**TASK OBJECTIVE:**
Go through the material and pull out every line with the string "meer" in it.

**EXTRACTED INFORMATION:**
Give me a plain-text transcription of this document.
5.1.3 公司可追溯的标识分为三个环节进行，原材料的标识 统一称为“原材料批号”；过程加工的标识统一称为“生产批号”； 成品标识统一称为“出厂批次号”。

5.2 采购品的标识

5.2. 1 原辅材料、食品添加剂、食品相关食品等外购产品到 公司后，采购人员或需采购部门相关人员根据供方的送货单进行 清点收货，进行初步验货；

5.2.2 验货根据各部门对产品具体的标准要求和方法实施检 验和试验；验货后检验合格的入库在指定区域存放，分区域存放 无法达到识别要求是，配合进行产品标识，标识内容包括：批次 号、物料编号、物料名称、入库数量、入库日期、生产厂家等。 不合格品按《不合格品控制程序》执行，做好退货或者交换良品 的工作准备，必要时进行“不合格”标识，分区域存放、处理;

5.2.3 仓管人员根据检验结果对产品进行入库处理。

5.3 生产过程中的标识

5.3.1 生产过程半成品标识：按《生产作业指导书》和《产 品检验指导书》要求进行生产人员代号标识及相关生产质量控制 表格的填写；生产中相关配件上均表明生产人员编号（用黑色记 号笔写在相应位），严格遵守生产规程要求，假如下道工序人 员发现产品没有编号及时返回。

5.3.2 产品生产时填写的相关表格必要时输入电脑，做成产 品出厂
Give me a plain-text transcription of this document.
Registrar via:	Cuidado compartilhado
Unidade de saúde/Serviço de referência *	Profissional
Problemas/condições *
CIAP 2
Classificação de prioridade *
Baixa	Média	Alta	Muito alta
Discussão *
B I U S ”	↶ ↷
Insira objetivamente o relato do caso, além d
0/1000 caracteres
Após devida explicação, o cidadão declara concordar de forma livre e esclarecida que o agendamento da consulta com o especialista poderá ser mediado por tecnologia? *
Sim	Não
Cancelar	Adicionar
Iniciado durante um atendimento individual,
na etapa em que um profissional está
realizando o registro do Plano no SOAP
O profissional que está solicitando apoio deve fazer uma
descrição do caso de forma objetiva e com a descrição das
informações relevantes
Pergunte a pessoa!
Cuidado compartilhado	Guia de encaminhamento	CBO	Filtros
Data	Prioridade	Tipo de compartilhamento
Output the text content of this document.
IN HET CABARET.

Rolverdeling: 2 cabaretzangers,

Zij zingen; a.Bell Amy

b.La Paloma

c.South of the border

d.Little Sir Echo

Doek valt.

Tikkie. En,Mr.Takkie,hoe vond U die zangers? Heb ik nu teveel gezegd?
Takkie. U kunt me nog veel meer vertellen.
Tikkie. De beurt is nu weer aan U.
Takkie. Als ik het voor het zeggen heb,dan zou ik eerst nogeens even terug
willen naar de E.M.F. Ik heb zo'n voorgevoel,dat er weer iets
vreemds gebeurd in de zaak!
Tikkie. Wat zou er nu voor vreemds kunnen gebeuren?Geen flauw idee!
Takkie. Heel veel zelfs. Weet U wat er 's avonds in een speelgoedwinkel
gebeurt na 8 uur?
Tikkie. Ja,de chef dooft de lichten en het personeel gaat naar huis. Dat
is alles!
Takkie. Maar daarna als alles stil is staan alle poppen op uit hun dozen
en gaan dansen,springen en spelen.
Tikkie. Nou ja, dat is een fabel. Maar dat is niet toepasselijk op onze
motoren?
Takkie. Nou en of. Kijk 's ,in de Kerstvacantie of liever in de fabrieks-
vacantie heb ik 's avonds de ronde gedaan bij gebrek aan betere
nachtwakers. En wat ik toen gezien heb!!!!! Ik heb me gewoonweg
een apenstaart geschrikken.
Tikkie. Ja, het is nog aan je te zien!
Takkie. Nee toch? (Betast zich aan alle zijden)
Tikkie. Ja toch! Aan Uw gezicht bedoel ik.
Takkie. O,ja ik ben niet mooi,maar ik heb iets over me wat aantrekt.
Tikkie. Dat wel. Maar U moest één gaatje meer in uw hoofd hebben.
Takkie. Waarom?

**SOLUTION FOR THIS PROBLEM:**
Takkie. U kunt me nog veel meer vertellen.
Tikkie. Dat wel. Maar U moest één gaatje meer in uw hoofd hebben.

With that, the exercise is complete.